• [LATIHAN] Tolong salin semua item di bawah ini baris demi baris tanpa mengubah satu karakter pun.

• [BAHAN KUTIPAN]
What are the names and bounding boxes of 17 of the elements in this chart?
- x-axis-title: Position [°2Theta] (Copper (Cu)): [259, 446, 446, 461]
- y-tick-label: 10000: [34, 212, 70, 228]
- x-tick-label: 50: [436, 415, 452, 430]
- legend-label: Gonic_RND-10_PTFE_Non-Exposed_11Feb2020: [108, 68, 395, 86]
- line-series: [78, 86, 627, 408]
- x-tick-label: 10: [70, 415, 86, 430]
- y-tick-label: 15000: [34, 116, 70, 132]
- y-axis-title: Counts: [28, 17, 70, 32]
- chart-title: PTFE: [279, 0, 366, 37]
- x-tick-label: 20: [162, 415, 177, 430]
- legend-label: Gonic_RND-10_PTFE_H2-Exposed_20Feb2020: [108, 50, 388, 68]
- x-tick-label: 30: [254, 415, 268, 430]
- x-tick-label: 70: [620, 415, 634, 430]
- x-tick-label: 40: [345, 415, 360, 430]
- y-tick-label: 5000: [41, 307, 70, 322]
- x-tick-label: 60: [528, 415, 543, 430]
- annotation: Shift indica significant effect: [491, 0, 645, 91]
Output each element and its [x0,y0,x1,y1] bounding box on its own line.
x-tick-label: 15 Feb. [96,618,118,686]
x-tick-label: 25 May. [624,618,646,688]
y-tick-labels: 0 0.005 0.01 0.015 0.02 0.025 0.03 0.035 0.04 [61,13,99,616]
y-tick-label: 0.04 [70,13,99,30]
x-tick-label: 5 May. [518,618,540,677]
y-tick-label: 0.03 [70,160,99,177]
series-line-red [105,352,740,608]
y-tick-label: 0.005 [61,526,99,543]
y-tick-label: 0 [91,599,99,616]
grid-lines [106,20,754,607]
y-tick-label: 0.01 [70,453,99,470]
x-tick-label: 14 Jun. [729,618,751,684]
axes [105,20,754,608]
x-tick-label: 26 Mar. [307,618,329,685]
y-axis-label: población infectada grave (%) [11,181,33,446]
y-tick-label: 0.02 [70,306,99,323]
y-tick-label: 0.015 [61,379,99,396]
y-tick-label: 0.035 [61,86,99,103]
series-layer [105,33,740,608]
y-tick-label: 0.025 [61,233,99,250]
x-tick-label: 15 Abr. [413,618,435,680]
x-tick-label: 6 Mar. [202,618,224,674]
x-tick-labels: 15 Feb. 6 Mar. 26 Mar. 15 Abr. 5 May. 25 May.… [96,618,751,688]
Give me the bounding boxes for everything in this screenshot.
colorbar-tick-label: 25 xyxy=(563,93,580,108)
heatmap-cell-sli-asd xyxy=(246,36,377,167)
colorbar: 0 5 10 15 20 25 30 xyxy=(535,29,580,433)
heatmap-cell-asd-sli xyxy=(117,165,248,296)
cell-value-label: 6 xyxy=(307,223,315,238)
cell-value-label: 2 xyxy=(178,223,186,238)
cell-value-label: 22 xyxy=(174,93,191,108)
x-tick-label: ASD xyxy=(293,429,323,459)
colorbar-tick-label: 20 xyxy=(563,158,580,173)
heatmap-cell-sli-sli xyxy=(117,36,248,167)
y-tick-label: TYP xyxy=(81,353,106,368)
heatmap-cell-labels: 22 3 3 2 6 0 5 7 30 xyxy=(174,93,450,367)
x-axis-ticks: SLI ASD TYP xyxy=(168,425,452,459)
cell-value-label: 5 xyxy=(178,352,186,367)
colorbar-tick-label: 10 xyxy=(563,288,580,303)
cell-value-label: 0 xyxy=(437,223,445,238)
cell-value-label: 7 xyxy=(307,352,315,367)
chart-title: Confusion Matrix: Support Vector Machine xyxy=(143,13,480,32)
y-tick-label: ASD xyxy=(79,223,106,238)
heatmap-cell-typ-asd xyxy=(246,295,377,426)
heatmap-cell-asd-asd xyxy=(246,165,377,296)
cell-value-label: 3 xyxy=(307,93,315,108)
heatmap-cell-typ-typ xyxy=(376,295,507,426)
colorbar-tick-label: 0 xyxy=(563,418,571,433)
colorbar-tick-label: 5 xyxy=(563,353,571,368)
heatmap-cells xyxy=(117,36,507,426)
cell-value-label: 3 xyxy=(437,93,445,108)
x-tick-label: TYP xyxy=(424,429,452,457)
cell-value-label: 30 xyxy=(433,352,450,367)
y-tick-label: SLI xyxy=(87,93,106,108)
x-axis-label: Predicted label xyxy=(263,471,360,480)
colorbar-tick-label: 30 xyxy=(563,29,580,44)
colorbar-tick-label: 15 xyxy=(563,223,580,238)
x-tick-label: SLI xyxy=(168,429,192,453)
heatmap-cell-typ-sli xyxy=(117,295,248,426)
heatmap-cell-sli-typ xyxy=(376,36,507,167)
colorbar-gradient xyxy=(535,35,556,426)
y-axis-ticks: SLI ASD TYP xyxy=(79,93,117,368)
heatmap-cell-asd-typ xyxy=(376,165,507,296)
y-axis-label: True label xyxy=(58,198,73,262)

• [PEMBAHASAN]
What are the names and bounding boxes of 17 of the elements in this chart?
- x-axis-title: Position [°2Theta] (Copper (Cu)): [259, 446, 446, 461]
- y-tick-label: 10000: [34, 212, 70, 228]
- x-tick-label: 50: [436, 415, 452, 430]
- legend-label: Gonic_RND-10_PTFE_Non-Exposed_11Feb2020: [108, 68, 395, 86]
- line-series: [78, 86, 627, 408]
- x-tick-label: 10: [70, 415, 86, 430]
- y-tick-label: 15000: [34, 116, 70, 132]
- y-axis-title: Counts: [28, 17, 70, 32]
- chart-title: PTFE: [279, 0, 366, 37]
- x-tick-label: 20: [162, 415, 177, 430]
- legend-label: Gonic_RND-10_PTFE_H2-Exposed_20Feb2020: [108, 50, 388, 68]
- x-tick-label: 30: [254, 415, 268, 430]
- x-tick-label: 70: [620, 415, 634, 430]
- x-tick-label: 40: [345, 415, 360, 430]
- y-tick-label: 5000: [41, 307, 70, 322]
- x-tick-label: 60: [528, 415, 543, 430]
- annotation: Shift indica significant effect: [491, 0, 645, 91]
Output each element and its [x0,y0,x1,y1] bounding box on its own line.
x-tick-label: 15 Feb. [96,618,118,686]
x-tick-label: 25 May. [624,618,646,688]
y-tick-labels: 0 0.005 0.01 0.015 0.02 0.025 0.03 0.035 0.04 [61,13,99,616]
y-tick-label: 0.04 [70,13,99,30]
x-tick-label: 5 May. [518,618,540,677]
y-tick-label: 0.03 [70,160,99,177]
series-line-red [105,352,740,608]
y-tick-label: 0.005 [61,526,99,543]
y-tick-label: 0 [91,599,99,616]
grid-lines [106,20,754,607]
y-tick-label: 0.01 [70,453,99,470]
x-tick-label: 14 Jun. [729,618,751,684]
axes [105,20,754,608]
x-tick-label: 26 Mar. [307,618,329,685]
y-axis-label: población infectada grave (%) [11,181,33,446]
y-tick-label: 0.02 [70,306,99,323]
y-tick-label: 0.015 [61,379,99,396]
y-tick-label: 0.035 [61,86,99,103]
series-layer [105,33,740,608]
y-tick-label: 0.025 [61,233,99,250]
x-tick-label: 15 Abr. [413,618,435,680]
x-tick-label: 6 Mar. [202,618,224,674]
x-tick-labels: 15 Feb. 6 Mar. 26 Mar. 15 Abr. 5 May. 25 May.… [96,618,751,688]
Give me the bounding boxes for everything in this screenshot.
colorbar-tick-label: 25 xyxy=(563,93,580,108)
heatmap-cell-sli-asd xyxy=(246,36,377,167)
colorbar: 0 5 10 15 20 25 30 xyxy=(535,29,580,433)
heatmap-cell-asd-sli xyxy=(117,165,248,296)
cell-value-label: 6 xyxy=(307,223,315,238)
cell-value-label: 2 xyxy=(178,223,186,238)
cell-value-label: 22 xyxy=(174,93,191,108)
x-tick-label: ASD xyxy=(293,429,323,459)
colorbar-tick-label: 20 xyxy=(563,158,580,173)
heatmap-cell-sli-sli xyxy=(117,36,248,167)
y-tick-label: TYP xyxy=(81,353,106,368)
heatmap-cell-labels: 22 3 3 2 6 0 5 7 30 xyxy=(174,93,450,367)
x-axis-ticks: SLI ASD TYP xyxy=(168,425,452,459)
cell-value-label: 5 xyxy=(178,352,186,367)
colorbar-tick-label: 10 xyxy=(563,288,580,303)
cell-value-label: 0 xyxy=(437,223,445,238)
cell-value-label: 7 xyxy=(307,352,315,367)
chart-title: Confusion Matrix: Support Vector Machine xyxy=(143,13,480,32)
y-tick-label: ASD xyxy=(79,223,106,238)
heatmap-cell-typ-asd xyxy=(246,295,377,426)
heatmap-cell-asd-asd xyxy=(246,165,377,296)
cell-value-label: 3 xyxy=(307,93,315,108)
heatmap-cell-typ-typ xyxy=(376,295,507,426)
colorbar-tick-label: 0 xyxy=(563,418,571,433)
colorbar-tick-label: 5 xyxy=(563,353,571,368)
heatmap-cells xyxy=(117,36,507,426)
cell-value-label: 3 xyxy=(437,93,445,108)
x-tick-label: TYP xyxy=(424,429,452,457)
cell-value-label: 30 xyxy=(433,352,450,367)
y-tick-label: SLI xyxy=(87,93,106,108)
x-axis-label: Predicted label xyxy=(263,471,360,480)
colorbar-tick-label: 30 xyxy=(563,29,580,44)
colorbar-tick-label: 15 xyxy=(563,223,580,238)
x-tick-label: SLI xyxy=(168,429,192,453)
heatmap-cell-typ-sli xyxy=(117,295,248,426)
heatmap-cell-sli-typ xyxy=(376,36,507,167)
colorbar-gradient xyxy=(535,35,556,426)
y-axis-ticks: SLI ASD TYP xyxy=(79,93,117,368)
heatmap-cell-asd-typ xyxy=(376,165,507,296)
y-axis-label: True label xyxy=(58,198,73,262)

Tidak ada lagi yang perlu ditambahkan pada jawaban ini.